WHAT YOU NEED TO DO
Keep only the lines of the data below that contain "Wasserspiegel", and copy them.

* START MATERIALS PROVIDED *

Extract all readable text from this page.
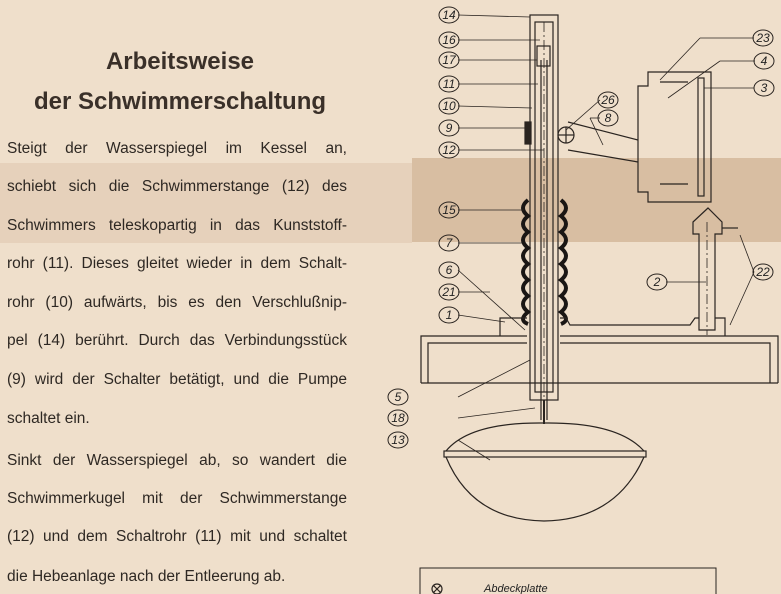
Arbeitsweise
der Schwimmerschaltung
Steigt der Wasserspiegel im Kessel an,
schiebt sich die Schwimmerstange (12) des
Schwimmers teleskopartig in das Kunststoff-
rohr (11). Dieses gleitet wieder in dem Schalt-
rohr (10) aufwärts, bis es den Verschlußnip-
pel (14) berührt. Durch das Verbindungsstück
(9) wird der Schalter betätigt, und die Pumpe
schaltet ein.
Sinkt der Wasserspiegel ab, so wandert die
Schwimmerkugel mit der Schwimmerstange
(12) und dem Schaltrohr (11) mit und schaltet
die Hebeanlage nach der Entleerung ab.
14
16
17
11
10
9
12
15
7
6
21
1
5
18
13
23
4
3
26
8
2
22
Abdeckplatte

* END MATERIALS PROVIDED *
* START MATERIALS PROVIDED *

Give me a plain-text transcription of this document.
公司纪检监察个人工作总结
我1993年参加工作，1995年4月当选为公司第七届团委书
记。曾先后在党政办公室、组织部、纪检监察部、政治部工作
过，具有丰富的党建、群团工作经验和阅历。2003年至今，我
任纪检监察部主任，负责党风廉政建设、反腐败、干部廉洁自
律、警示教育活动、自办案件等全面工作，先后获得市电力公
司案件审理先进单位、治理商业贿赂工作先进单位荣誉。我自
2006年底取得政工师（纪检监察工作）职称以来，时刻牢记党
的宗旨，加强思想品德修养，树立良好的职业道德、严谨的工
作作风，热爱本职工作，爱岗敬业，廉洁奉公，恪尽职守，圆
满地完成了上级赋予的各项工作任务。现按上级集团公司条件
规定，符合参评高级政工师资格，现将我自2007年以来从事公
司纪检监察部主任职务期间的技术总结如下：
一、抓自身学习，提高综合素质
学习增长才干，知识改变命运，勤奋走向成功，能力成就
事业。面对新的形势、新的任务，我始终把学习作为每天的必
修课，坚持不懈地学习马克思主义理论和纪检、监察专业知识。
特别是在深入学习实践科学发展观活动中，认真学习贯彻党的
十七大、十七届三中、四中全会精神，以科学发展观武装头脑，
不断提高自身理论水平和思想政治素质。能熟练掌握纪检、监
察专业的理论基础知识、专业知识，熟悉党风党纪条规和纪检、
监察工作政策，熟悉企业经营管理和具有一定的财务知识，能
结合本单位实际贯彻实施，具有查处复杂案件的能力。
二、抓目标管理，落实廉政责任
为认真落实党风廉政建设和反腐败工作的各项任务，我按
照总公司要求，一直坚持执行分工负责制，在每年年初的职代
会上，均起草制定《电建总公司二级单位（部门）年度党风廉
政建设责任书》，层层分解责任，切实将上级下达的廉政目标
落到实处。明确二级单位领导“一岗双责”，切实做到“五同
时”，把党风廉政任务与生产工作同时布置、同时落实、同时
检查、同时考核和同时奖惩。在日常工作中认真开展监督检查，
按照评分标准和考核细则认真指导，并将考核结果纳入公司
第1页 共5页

* END MATERIALS PROVIDED *

EXERCISE OUTPUT
Steigt der Wasserspiegel im Kessel an,
Sinkt der Wasserspiegel ab, so wandert die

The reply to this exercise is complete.